**Required task**.
From the listing below, pull out the lines that hold "phone".

**Data shown**.

====

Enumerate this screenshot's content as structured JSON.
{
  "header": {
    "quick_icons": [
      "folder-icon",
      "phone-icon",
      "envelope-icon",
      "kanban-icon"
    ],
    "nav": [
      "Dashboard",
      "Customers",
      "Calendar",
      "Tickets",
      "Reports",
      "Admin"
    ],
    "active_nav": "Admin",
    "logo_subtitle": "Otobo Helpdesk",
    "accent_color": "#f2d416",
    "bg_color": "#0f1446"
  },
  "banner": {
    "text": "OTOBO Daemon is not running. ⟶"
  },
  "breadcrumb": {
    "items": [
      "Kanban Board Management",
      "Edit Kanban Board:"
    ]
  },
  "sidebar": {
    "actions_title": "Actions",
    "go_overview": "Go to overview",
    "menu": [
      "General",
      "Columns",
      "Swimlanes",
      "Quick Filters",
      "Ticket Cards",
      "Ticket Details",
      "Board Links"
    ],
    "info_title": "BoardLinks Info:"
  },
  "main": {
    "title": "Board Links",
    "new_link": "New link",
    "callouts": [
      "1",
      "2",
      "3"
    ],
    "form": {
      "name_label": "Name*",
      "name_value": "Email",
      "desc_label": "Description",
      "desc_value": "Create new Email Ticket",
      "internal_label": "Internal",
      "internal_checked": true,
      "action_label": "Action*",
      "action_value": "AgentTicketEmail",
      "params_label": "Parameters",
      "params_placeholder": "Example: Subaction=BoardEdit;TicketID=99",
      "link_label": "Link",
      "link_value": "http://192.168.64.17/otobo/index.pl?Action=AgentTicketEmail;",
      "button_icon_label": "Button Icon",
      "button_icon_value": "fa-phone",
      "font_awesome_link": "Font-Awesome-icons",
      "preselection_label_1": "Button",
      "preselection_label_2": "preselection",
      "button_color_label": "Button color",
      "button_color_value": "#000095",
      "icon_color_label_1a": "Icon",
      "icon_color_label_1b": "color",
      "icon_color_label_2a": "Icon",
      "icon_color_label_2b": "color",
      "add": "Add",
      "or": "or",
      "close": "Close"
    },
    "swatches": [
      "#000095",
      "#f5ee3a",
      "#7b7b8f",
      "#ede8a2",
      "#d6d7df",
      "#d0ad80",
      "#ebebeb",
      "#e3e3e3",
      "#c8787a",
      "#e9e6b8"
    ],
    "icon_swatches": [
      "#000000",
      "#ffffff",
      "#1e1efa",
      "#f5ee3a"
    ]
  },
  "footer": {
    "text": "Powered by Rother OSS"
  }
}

====

**Correct result**.
      "phone-icon",
      "button_icon_value": "fa-phone",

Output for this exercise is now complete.